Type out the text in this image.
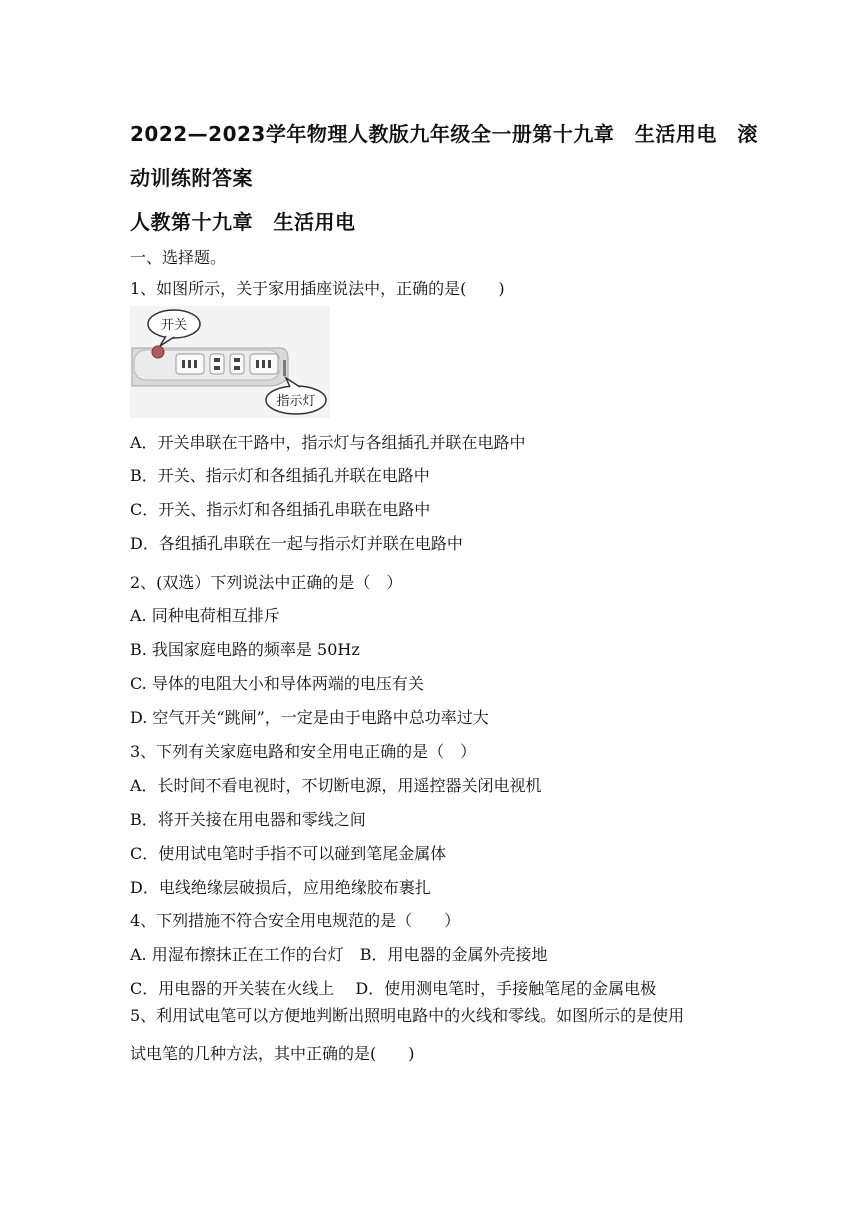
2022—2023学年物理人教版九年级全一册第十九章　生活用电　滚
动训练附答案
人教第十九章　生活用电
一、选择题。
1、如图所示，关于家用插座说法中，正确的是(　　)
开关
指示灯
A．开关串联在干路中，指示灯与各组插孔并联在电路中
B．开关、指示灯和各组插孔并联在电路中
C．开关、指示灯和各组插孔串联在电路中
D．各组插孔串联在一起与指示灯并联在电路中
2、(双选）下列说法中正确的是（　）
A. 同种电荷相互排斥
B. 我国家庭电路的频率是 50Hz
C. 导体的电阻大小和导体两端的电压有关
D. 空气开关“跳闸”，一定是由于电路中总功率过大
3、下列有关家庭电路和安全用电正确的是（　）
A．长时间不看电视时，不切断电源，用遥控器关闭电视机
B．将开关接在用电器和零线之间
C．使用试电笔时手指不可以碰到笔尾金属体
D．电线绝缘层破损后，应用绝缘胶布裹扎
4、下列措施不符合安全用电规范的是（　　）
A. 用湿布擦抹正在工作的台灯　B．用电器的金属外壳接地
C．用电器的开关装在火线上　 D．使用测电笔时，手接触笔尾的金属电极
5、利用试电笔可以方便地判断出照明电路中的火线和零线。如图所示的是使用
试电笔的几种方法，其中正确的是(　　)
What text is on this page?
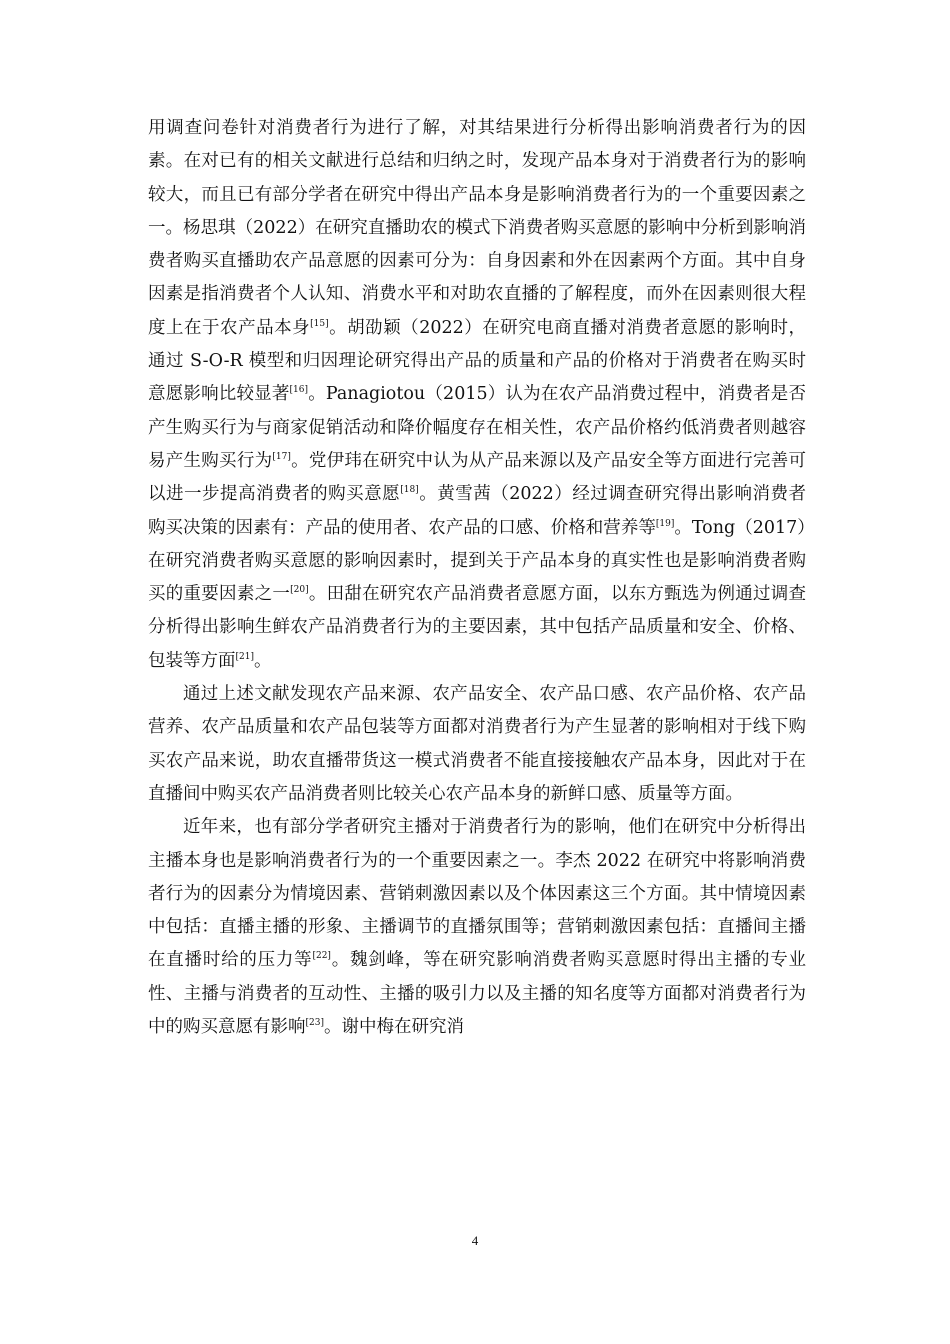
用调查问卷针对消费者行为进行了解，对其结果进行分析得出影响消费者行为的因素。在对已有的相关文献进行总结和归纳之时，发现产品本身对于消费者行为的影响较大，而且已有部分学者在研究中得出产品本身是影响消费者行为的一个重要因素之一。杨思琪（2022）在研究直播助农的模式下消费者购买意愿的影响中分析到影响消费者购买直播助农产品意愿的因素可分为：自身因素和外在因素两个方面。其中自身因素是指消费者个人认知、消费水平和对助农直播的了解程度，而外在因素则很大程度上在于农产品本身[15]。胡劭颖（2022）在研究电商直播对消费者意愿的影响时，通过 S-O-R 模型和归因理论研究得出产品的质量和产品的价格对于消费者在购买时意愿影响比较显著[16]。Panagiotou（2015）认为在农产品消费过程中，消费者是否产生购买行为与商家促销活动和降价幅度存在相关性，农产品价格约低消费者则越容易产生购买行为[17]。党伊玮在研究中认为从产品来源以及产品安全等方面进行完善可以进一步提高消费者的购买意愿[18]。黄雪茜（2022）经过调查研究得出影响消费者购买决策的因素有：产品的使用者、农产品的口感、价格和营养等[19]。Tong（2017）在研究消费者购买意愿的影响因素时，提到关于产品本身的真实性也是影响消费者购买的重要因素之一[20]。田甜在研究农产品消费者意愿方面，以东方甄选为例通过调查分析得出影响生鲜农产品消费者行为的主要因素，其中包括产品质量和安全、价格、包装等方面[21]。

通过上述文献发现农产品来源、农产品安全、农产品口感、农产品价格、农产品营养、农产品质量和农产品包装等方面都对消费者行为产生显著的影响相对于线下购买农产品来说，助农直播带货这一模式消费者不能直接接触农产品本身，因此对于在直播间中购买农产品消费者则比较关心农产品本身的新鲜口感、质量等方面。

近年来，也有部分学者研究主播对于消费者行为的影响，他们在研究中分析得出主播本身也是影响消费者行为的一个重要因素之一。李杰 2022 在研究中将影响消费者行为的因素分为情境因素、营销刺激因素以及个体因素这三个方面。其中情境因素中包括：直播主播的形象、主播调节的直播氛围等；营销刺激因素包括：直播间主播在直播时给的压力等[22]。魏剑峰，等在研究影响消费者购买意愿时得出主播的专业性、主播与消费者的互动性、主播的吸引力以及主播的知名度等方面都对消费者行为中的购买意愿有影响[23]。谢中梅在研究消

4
····················
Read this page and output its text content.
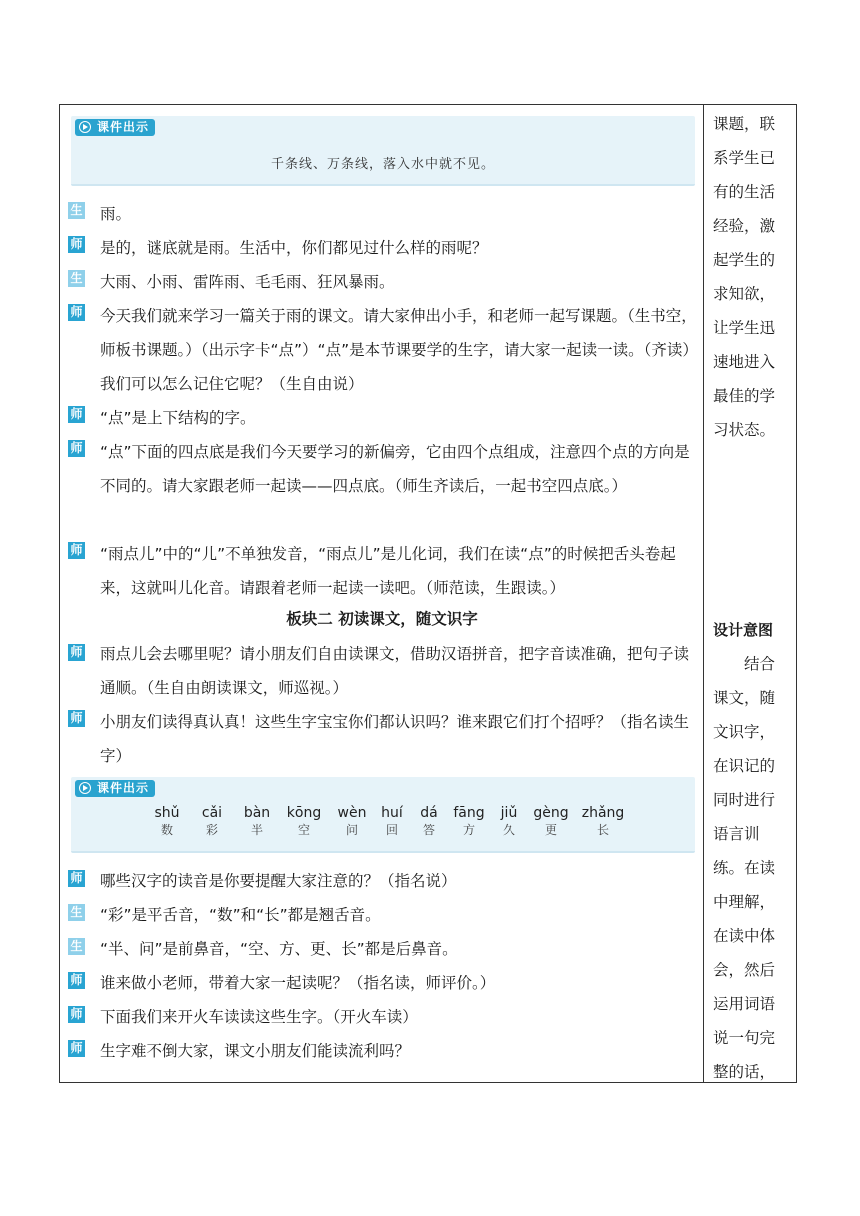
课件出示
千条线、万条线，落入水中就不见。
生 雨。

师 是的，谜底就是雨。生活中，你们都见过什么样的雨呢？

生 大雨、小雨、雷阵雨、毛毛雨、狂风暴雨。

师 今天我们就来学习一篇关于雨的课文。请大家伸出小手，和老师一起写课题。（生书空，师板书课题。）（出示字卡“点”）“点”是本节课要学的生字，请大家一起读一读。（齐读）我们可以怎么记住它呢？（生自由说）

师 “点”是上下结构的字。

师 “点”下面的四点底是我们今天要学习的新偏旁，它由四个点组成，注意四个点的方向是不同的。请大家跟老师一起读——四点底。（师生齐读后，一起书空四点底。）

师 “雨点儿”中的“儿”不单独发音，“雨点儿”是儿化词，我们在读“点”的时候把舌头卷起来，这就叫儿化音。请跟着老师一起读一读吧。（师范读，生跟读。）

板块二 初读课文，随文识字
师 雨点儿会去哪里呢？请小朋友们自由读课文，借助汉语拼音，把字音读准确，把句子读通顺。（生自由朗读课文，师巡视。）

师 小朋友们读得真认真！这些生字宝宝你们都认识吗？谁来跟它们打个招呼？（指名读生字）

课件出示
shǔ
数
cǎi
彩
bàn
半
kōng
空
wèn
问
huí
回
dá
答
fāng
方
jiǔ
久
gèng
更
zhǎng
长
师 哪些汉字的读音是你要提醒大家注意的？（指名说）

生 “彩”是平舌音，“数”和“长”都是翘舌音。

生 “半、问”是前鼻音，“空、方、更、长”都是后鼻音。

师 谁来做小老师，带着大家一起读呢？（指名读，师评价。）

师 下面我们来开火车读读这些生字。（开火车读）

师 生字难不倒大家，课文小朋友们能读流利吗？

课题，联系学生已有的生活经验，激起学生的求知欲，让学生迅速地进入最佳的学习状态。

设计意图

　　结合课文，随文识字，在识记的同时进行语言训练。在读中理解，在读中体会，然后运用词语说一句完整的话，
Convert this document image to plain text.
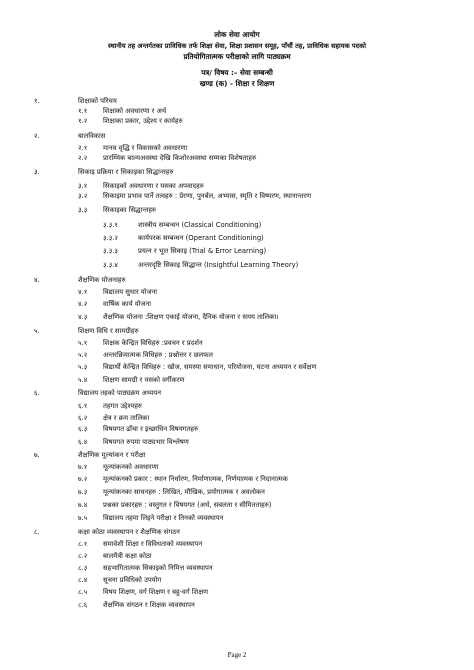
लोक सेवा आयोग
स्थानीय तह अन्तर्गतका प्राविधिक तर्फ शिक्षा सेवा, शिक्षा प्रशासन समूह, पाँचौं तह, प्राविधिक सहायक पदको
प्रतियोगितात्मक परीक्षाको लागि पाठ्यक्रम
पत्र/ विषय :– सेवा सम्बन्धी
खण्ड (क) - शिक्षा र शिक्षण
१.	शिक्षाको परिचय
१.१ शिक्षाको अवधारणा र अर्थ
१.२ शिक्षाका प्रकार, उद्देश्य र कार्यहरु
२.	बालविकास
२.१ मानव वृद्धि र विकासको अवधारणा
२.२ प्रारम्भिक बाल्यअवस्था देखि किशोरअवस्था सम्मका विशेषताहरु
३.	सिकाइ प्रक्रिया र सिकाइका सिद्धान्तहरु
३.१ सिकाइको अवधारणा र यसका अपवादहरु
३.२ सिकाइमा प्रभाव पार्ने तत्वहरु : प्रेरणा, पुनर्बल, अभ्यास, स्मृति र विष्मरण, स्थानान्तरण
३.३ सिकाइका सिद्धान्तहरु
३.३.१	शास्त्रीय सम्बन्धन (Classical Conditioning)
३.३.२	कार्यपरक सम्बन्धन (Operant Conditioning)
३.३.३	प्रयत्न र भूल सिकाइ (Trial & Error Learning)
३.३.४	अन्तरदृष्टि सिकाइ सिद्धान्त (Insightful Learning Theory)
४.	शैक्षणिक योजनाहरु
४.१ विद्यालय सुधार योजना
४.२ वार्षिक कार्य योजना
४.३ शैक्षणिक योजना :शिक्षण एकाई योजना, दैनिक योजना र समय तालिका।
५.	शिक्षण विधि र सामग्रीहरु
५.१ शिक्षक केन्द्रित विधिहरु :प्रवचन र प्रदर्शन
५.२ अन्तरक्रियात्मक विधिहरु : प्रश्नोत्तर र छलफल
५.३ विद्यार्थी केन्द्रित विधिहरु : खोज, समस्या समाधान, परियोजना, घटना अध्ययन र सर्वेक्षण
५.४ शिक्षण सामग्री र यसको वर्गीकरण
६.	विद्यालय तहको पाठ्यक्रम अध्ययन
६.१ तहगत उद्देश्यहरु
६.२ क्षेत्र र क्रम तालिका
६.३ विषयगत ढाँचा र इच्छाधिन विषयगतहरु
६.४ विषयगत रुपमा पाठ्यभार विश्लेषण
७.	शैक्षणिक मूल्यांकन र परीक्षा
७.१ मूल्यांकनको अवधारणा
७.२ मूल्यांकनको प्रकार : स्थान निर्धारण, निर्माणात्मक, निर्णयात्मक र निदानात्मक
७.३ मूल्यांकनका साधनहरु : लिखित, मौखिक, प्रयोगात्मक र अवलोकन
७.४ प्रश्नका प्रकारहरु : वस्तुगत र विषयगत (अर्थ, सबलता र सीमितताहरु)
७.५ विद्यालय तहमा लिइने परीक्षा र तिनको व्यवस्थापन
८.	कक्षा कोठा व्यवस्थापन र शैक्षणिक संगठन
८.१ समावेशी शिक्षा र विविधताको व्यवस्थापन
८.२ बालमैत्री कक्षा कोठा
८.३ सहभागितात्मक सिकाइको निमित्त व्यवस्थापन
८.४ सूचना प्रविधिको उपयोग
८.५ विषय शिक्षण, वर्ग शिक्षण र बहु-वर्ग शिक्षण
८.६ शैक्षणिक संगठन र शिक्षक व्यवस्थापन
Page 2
····················
* TASK TO COMPLETE: Identify and extract each line of the listing that contains "this".

* EXERCISE OUTPUT:
Type out the text in this image.
What text is on this page?
Read this page and output its text content.
Convert this document image to plain text.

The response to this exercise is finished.